Given request = The required output is the line containing "Read all visible content and emit it as JSON." through the final line of the material below, printed exactly, with no other lines.
START Supplied information
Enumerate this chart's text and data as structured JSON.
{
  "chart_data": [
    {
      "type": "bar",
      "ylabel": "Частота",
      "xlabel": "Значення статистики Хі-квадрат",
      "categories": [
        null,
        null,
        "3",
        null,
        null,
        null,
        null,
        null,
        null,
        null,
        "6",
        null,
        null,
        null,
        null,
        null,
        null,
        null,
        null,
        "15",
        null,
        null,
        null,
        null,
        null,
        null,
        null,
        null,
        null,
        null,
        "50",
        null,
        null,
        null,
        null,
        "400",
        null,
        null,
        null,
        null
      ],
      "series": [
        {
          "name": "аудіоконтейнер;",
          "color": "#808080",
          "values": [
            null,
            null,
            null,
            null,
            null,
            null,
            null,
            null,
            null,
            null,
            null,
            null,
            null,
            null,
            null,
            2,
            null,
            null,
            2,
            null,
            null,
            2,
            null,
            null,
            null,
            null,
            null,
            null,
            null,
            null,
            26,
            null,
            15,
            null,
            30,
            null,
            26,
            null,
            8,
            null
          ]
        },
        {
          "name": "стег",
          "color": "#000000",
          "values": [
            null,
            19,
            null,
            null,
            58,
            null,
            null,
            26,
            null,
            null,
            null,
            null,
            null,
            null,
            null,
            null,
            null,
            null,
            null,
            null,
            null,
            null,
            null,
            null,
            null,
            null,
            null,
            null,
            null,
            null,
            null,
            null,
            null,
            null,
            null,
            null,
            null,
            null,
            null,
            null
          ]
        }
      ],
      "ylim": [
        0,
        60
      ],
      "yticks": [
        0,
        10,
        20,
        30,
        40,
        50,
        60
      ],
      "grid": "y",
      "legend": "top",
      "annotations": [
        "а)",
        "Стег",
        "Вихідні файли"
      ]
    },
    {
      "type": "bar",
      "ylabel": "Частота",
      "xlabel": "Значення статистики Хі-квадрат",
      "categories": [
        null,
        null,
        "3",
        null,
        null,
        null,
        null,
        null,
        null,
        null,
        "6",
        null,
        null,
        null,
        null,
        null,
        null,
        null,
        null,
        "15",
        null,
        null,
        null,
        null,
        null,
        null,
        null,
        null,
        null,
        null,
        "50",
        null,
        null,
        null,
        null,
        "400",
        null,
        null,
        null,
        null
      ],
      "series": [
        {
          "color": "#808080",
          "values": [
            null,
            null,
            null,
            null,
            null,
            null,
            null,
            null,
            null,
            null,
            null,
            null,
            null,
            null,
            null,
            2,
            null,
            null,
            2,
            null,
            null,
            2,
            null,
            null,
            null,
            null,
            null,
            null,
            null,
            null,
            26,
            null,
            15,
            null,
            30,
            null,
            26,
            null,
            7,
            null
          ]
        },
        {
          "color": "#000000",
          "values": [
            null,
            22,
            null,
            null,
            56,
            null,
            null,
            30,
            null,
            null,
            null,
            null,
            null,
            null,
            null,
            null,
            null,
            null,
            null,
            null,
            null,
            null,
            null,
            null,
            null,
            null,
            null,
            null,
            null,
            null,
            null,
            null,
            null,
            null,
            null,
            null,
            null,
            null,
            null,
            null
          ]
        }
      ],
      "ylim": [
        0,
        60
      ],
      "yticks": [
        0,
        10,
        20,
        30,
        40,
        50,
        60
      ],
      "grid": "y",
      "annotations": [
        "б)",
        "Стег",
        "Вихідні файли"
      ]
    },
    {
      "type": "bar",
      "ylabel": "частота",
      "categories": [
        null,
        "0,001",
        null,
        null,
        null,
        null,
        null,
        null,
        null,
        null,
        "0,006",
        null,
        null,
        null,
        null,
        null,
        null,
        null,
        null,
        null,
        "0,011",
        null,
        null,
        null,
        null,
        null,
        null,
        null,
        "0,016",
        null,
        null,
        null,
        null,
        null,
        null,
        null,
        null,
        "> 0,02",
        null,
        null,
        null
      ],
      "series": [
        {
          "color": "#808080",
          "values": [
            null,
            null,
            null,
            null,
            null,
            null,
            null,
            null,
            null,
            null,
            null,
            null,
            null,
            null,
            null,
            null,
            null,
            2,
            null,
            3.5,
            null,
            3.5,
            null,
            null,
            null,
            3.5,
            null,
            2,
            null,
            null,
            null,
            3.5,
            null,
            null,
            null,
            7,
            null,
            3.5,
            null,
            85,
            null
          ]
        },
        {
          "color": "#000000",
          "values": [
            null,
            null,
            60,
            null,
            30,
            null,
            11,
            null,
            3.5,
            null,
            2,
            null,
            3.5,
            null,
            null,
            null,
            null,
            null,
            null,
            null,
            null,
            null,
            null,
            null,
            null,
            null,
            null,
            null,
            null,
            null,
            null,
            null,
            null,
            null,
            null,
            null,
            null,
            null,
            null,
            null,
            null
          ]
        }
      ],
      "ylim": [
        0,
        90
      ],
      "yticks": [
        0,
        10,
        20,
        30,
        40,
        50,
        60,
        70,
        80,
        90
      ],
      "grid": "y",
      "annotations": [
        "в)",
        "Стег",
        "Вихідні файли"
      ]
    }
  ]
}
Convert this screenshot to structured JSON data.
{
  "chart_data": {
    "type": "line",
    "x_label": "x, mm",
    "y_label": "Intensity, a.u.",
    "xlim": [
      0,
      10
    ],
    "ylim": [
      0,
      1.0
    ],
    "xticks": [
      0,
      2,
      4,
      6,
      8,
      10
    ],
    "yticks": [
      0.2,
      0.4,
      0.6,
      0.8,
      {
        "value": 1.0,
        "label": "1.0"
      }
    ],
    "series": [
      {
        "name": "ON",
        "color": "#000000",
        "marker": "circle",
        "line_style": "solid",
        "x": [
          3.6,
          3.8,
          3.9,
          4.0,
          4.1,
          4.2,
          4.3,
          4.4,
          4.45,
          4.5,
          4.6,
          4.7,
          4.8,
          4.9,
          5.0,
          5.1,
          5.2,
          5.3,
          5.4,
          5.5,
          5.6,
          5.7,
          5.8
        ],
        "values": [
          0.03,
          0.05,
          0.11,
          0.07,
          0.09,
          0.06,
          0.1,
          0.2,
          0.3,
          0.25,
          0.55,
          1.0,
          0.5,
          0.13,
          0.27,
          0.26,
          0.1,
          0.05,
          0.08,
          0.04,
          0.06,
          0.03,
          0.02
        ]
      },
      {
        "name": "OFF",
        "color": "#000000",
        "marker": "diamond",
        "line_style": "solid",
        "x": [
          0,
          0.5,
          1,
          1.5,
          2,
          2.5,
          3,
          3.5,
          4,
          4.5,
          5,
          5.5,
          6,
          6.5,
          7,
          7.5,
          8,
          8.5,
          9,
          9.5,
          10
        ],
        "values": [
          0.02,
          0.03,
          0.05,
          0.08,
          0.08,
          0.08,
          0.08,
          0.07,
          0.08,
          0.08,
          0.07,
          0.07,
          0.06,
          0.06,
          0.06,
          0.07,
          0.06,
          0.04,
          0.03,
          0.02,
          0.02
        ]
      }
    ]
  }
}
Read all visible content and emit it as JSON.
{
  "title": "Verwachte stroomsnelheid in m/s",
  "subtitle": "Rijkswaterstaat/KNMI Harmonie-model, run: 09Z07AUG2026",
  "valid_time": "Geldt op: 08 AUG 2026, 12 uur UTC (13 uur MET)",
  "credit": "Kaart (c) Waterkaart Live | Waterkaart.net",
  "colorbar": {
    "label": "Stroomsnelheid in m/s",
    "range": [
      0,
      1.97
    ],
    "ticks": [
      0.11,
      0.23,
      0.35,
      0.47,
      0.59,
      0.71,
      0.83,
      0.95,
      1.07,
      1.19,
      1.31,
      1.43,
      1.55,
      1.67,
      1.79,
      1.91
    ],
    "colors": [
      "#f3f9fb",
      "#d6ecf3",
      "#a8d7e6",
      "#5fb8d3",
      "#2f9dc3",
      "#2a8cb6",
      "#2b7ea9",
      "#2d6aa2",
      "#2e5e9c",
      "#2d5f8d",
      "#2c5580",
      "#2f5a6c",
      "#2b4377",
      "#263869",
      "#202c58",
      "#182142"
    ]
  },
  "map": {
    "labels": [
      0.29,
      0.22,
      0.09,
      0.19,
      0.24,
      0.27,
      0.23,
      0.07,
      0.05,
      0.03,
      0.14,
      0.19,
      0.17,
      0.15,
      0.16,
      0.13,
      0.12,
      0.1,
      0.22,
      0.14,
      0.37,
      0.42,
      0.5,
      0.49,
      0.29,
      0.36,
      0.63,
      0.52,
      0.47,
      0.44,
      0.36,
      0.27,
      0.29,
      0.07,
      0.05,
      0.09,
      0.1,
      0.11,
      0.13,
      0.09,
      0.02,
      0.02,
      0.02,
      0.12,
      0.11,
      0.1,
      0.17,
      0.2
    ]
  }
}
END Supplied information
Written solution =
Read all visible content and emit it as JSON.
{
  "title": "Verwachte stroomsnelheid in m/s",
  "subtitle": "Rijkswaterstaat/KNMI Harmonie-model, run: 09Z07AUG2026",
  "valid_time": "Geldt op: 08 AUG 2026, 12 uur UTC (13 uur MET)",
  "credit": "Kaart (c) Waterkaart Live | Waterkaart.net",
  "colorbar": {
    "label": "Stroomsnelheid in m/s",
    "range": [
      0,
      1.97
    ],
    "ticks": [
      0.11,
      0.23,
      0.35,
      0.47,
      0.59,
      0.71,
      0.83,
      0.95,
      1.07,
      1.19,
      1.31,
      1.43,
      1.55,
      1.67,
      1.79,
      1.91
    ],
    "colors": [
      "#f3f9fb",
      "#d6ecf3",
      "#a8d7e6",
      "#5fb8d3",
      "#2f9dc3",
      "#2a8cb6",
      "#2b7ea9",
      "#2d6aa2",
      "#2e5e9c",
      "#2d5f8d",
      "#2c5580",
      "#2f5a6c",
      "#2b4377",
      "#263869",
      "#202c58",
      "#182142"
    ]
  },
  "map": {
    "labels": [
      0.29,
      0.22,
      0.09,
      0.19,
      0.24,
      0.27,
      0.23,
      0.07,
      0.05,
      0.03,
      0.14,
      0.19,
      0.17,
      0.15,
      0.16,
      0.13,
      0.12,
      0.1,
      0.22,
      0.14,
      0.37,
      0.42,
      0.5,
      0.49,
      0.29,
      0.36,
      0.63,
      0.52,
      0.47,
      0.44,
      0.36,
      0.27,
      0.29,
      0.07,
      0.05,
      0.09,
      0.1,
      0.11,
      0.13,
      0.09,
      0.02,
      0.02,
      0.02,
      0.12,
      0.11,
      0.1,
      0.17,
      0.2
    ]
  }
}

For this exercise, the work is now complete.